### What the task asks
Please answer from the passage on learning to trust oneself: what did the writer start treating self-trust as, instead of a feeling?

### Passage
◆ ◆ ◆
I didn’t wake up one day feeling confident.
I didn’t suddenly believe I had all the answers.
What I did do was get tired — tired of waiting for someone else to tell me I was enough. Tired of carrying the weight of doubt. Tired of second-guessing myself every time I had to make a decision.
I got tired of handing my power over — to people, to opinions, to fear.
And that’s where it started.
Not with a moment of inspiration, but with a quiet decision: This can’t be how I live anymore.
I had spent years looking outward for permission — asking others what I should do, how I should feel, or whether I was on the right path. Every time I ignored my inner knowing, I felt smaller. More distant from myself. More dependent on external validation.
But deep down, I did know. I always had.
Self-trust doesn’t arrive all at once. It’s not some lightning bolt that strikes and suddenly you believe in yourself forever. It’s a process. A relationship. A choice you have to make over and over again, especially on the days when it would be easier not to.
I started small — because that’s all I could manage at the time.
I trusted myself to say “no” when I meant no.
I trusted myself to take a break when I felt overwhelmed.
I trusted myself to try something new, even if I wasn’t perfect at it.
And I trusted myself to sit in the discomfort of not knowing — instead of rushing for answers from someone else.
Each time I made one of those small choices, something inside me grew stronger. Not louder — but steadier. I stopped looking at self-trust as a feeling and started treating it as an action. Something I could practice, like a muscle.
The truth is, trusting yourself isn’t about always being right. It’s about being willing to listen to your own voice, even when it feels shaky. It’s about choosing to believe that you can handle the outcome — whatever it may be. Even if you stumble. Even if you change your mind later.
There were days when I still doubted myself. There still are.
But I no longer let that doubt make my decisions for me.
Now, when fear shows up, I greet it with curiosity, not surrender.
When I feel unsure, I remind myself that clarity comes through action, not overthinking.
And when I fail — because I do — I remind myself that failure is not a sign I can’t be trusted. It’s a sign that I’m growing, stretching, trying.
Learning to trust myself has been one of the hardest and most healing journeys of my life. It didn’t come with fanfare. It didn’t come with a roadmap. It came one small, simple step at a time.
And those steps changed everything.
Because now, I don’t just hear my voice — I follow it.
I don’t wait for permission — I give it to myself.
And I don’t need to be perfect — I just need to be present.
So if you’re in that place I was — unsure, stuck, waiting — let this be your reminder:
You don’t have to have it all figured out.
You just have to take the next honest step.
And then another.
And then another.
That’s how self-trust is built.
That’s how you come home to yourself.
One small, simple, powerful step at a time.
◆ ◆ ◆
### Dataset content
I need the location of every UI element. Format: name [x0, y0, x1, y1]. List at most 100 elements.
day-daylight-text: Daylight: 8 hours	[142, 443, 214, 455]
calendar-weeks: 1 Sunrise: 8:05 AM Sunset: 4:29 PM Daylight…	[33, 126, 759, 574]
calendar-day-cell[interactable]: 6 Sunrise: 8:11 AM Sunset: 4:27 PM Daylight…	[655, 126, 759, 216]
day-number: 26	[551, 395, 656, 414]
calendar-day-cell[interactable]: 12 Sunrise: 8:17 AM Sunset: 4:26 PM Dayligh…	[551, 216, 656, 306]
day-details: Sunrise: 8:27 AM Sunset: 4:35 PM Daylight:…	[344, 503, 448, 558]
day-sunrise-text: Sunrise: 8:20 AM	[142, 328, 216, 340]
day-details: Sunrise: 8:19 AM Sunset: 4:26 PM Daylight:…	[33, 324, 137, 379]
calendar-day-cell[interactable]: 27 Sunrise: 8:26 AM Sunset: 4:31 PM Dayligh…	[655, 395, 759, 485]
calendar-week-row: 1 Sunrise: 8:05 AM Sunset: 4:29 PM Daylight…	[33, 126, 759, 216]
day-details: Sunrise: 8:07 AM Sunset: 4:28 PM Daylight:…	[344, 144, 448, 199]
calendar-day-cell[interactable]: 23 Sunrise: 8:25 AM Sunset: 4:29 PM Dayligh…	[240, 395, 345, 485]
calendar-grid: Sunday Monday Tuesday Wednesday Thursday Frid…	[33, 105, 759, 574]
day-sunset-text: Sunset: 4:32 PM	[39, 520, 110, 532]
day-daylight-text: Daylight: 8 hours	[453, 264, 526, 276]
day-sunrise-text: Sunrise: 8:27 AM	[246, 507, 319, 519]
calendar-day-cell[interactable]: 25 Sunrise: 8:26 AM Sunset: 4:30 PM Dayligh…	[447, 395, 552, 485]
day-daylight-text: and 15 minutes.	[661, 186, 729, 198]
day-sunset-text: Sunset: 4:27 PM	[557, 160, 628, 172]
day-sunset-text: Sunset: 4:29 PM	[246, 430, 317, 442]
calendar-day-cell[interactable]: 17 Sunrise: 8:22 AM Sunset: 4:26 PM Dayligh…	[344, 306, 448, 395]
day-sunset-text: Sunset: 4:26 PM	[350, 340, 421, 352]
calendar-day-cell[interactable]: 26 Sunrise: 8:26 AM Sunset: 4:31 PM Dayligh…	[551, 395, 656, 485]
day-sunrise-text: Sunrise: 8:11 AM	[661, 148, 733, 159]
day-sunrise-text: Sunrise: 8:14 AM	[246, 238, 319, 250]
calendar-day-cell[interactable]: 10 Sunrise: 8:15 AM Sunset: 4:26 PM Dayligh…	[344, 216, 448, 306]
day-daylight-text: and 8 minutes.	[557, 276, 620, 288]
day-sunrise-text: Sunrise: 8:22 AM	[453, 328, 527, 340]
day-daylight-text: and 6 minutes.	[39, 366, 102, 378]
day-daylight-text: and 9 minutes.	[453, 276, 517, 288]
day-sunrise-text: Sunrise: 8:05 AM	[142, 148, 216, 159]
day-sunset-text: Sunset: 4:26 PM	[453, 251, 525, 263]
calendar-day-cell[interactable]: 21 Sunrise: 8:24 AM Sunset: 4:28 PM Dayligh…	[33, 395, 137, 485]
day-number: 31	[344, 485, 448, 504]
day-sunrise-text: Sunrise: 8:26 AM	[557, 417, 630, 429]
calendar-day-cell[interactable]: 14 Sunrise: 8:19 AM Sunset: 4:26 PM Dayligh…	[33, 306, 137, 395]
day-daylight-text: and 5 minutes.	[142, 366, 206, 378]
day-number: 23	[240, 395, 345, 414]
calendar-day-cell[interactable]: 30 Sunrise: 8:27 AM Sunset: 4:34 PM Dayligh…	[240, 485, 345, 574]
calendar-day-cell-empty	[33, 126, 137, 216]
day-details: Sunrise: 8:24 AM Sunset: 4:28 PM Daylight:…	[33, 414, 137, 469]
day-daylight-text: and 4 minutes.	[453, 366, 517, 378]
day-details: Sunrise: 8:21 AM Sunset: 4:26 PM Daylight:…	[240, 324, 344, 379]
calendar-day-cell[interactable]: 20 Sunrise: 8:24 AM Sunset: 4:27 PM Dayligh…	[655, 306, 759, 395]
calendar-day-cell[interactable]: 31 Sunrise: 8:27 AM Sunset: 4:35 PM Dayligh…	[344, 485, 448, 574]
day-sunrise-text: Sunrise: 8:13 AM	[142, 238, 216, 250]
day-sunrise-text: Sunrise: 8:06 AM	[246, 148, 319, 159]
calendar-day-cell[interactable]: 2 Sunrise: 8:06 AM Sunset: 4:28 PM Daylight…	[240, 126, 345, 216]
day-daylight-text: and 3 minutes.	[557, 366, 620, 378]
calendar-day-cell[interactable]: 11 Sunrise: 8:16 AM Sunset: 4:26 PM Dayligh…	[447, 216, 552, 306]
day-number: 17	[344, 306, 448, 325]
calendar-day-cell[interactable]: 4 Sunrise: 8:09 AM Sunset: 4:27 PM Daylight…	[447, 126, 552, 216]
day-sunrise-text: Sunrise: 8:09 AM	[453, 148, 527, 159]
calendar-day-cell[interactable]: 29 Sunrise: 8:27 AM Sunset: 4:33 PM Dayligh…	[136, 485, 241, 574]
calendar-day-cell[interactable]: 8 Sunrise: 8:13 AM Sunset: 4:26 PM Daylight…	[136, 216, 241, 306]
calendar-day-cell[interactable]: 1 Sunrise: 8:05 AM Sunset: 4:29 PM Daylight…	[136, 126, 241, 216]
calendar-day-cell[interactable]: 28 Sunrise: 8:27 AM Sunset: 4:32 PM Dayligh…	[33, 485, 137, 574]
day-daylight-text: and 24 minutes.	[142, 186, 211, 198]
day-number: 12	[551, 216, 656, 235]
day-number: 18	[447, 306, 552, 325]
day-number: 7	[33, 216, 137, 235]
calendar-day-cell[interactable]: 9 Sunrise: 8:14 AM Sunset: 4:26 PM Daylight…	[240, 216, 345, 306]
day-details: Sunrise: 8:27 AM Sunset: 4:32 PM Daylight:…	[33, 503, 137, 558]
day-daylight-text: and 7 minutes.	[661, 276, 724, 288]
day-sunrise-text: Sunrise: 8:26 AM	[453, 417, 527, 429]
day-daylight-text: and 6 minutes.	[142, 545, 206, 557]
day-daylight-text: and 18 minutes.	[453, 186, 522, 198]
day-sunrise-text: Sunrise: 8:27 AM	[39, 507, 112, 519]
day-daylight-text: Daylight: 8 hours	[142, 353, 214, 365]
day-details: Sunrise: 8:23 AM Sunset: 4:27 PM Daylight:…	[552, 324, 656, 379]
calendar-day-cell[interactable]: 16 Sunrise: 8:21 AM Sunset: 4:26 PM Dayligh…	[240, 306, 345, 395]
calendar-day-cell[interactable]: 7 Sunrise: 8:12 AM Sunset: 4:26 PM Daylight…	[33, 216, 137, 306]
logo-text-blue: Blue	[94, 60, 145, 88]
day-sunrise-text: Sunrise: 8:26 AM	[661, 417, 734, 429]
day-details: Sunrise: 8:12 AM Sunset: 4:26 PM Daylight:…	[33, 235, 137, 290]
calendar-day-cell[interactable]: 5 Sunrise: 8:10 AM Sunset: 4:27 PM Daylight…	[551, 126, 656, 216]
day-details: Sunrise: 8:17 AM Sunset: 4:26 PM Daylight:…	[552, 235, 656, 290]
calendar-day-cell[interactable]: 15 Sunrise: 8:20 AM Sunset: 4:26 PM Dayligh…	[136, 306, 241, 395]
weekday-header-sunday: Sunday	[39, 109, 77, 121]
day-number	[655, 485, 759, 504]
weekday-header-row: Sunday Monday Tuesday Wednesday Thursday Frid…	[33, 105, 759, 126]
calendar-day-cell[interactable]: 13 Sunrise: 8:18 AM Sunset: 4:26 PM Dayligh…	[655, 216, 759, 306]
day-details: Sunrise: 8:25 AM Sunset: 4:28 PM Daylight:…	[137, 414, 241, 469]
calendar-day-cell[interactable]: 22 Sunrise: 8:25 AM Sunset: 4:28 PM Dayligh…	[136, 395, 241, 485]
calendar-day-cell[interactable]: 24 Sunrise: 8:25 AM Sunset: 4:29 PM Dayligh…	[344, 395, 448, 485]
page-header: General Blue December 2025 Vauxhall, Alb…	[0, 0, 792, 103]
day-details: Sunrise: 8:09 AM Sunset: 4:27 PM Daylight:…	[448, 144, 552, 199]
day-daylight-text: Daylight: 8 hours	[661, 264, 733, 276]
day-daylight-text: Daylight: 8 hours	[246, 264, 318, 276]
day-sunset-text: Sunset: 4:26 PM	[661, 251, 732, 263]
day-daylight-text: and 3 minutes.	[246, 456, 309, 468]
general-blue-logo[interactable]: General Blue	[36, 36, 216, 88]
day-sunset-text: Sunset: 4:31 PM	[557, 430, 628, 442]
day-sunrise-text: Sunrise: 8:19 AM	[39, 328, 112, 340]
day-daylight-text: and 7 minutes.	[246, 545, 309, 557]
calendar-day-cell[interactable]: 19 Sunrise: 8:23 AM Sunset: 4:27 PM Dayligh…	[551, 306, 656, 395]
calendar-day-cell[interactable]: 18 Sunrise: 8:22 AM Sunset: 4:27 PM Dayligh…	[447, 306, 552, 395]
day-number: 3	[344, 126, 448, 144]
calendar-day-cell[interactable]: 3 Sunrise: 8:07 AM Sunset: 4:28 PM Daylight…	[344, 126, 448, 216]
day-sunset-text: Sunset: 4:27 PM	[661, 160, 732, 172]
◆ ◆ ◆
### Output below
As an action, something that could be practiced like a muscle.